start DATA RECORDS
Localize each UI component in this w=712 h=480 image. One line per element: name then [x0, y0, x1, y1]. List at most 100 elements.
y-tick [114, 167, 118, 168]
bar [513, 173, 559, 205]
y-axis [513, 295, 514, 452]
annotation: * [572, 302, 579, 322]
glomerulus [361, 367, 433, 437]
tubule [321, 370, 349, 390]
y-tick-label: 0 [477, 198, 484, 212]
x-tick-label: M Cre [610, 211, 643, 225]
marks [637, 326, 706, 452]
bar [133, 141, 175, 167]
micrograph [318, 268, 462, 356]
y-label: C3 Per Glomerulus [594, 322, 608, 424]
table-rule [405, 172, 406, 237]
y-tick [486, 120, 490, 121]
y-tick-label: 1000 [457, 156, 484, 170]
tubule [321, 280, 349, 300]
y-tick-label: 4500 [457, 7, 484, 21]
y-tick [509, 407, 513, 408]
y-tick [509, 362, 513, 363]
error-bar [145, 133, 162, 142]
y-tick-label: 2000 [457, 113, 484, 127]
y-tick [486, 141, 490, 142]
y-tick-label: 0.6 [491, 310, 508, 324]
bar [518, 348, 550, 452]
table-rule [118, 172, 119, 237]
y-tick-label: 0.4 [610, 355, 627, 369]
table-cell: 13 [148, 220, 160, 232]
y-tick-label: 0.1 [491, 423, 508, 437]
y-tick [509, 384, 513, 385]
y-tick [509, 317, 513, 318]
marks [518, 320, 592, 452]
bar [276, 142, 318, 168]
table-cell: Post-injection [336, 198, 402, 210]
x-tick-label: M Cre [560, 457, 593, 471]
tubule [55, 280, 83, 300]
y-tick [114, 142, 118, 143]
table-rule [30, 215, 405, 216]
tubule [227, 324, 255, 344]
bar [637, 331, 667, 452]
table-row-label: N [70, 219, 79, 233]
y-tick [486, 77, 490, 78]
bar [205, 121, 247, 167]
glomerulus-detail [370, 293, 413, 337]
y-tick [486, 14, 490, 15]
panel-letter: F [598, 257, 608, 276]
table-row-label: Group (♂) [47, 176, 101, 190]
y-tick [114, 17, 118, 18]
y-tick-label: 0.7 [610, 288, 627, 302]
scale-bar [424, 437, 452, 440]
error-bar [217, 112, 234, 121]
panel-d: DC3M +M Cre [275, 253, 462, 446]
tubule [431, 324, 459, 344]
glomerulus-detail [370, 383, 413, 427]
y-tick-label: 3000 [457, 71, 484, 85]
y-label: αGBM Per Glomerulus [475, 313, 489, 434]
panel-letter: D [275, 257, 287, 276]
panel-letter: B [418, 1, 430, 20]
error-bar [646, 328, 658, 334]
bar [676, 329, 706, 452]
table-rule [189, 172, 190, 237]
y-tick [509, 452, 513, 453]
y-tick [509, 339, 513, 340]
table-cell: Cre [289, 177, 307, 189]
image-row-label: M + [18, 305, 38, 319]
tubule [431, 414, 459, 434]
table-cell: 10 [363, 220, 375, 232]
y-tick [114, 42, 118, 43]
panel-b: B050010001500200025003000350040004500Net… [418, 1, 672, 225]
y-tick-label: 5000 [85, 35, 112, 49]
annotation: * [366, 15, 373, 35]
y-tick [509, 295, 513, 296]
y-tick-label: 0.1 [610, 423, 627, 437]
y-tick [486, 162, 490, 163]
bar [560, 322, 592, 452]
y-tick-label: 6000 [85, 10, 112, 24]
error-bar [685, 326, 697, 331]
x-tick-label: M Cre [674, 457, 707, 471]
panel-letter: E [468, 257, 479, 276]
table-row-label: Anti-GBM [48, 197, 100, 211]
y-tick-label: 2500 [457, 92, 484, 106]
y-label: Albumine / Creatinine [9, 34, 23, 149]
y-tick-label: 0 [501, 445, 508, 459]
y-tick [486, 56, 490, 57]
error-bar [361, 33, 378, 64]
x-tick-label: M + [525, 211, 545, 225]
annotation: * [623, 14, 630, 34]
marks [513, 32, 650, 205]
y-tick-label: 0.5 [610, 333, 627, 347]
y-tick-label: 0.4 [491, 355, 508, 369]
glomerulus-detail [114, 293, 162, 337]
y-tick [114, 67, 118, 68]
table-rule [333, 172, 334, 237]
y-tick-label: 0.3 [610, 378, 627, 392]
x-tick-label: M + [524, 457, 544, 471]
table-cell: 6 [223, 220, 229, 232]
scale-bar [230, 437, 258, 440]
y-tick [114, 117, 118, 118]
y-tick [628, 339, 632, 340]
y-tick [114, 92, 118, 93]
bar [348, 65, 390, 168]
end DATA RECORDS
_TASK OBJECTIVE_
Return all of the rows above with each line reproduced verbatim.

_RESULT FOR THIS TASK_
Localize each UI component in this w=712 h=480 image. One line per element: name then [x0, y0, x1, y1]. List at most 100 elements.
y-tick [114, 167, 118, 168]
bar [513, 173, 559, 205]
y-axis [513, 295, 514, 452]
annotation: * [572, 302, 579, 322]
glomerulus [361, 367, 433, 437]
tubule [321, 370, 349, 390]
y-tick-label: 0 [477, 198, 484, 212]
x-tick-label: M Cre [610, 211, 643, 225]
marks [637, 326, 706, 452]
bar [133, 141, 175, 167]
micrograph [318, 268, 462, 356]
y-label: C3 Per Glomerulus [594, 322, 608, 424]
table-rule [405, 172, 406, 237]
y-tick [486, 120, 490, 121]
y-tick-label: 1000 [457, 156, 484, 170]
tubule [321, 280, 349, 300]
y-tick-label: 4500 [457, 7, 484, 21]
y-tick [509, 407, 513, 408]
y-tick [509, 362, 513, 363]
error-bar [145, 133, 162, 142]
y-tick-label: 2000 [457, 113, 484, 127]
y-tick [486, 141, 490, 142]
y-tick-label: 0.6 [491, 310, 508, 324]
bar [518, 348, 550, 452]
table-rule [118, 172, 119, 237]
y-tick-label: 0.4 [610, 355, 627, 369]
table-cell: 13 [148, 220, 160, 232]
y-tick-label: 0.1 [491, 423, 508, 437]
y-tick [509, 384, 513, 385]
y-tick [509, 317, 513, 318]
marks [518, 320, 592, 452]
bar [276, 142, 318, 168]
table-cell: Post-injection [336, 198, 402, 210]
x-tick-label: M Cre [560, 457, 593, 471]
tubule [55, 280, 83, 300]
y-tick [114, 142, 118, 143]
table-rule [30, 215, 405, 216]
tubule [227, 324, 255, 344]
bar [637, 331, 667, 452]
table-row-label: N [70, 219, 79, 233]
y-tick [486, 77, 490, 78]
bar [205, 121, 247, 167]
glomerulus-detail [370, 293, 413, 337]
y-tick [486, 14, 490, 15]
panel-letter: F [598, 257, 608, 276]
table-row-label: Group (♂) [47, 176, 101, 190]
y-tick [114, 17, 118, 18]
y-tick-label: 0.7 [610, 288, 627, 302]
scale-bar [424, 437, 452, 440]
error-bar [217, 112, 234, 121]
panel-d: DC3M +M Cre [275, 253, 462, 446]
tubule [431, 324, 459, 344]
glomerulus-detail [370, 383, 413, 427]
y-tick-label: 3000 [457, 71, 484, 85]
y-label: αGBM Per Glomerulus [475, 313, 489, 434]
panel-letter: D [275, 257, 287, 276]
panel-letter: B [418, 1, 430, 20]
error-bar [646, 328, 658, 334]
bar [676, 329, 706, 452]
table-rule [189, 172, 190, 237]
y-tick [509, 452, 513, 453]
y-tick [509, 339, 513, 340]
table-cell: Cre [289, 177, 307, 189]
image-row-label: M + [18, 305, 38, 319]
tubule [431, 414, 459, 434]
table-cell: 10 [363, 220, 375, 232]
y-tick [114, 42, 118, 43]
panel-b: B050010001500200025003000350040004500Net… [418, 1, 672, 225]
y-tick-label: 5000 [85, 35, 112, 49]
annotation: * [366, 15, 373, 35]
y-tick [509, 295, 513, 296]
y-tick-label: 0.1 [610, 423, 627, 437]
y-tick [486, 162, 490, 163]
bar [560, 322, 592, 452]
y-tick-label: 6000 [85, 10, 112, 24]
error-bar [685, 326, 697, 331]
x-tick-label: M Cre [674, 457, 707, 471]
panel-letter: E [468, 257, 479, 276]
table-row-label: Anti-GBM [48, 197, 100, 211]
y-tick-label: 2500 [457, 92, 484, 106]
y-label: Albumine / Creatinine [9, 34, 23, 149]
y-tick-label: 0 [501, 445, 508, 459]
y-tick [486, 56, 490, 57]
error-bar [361, 33, 378, 64]
x-tick-label: M + [525, 211, 545, 225]
annotation: * [623, 14, 630, 34]
marks [513, 32, 650, 205]
y-tick-label: 0.5 [610, 333, 627, 347]
y-tick-label: 0.4 [491, 355, 508, 369]
glomerulus-detail [114, 293, 162, 337]
y-tick [114, 67, 118, 68]
table-rule [333, 172, 334, 237]
y-tick-label: 0.3 [610, 378, 627, 392]
x-tick-label: M + [524, 457, 544, 471]
table-cell: 6 [223, 220, 229, 232]
scale-bar [230, 437, 258, 440]
y-tick [114, 117, 118, 118]
y-tick [628, 339, 632, 340]
y-tick [114, 92, 118, 93]
bar [348, 65, 390, 168]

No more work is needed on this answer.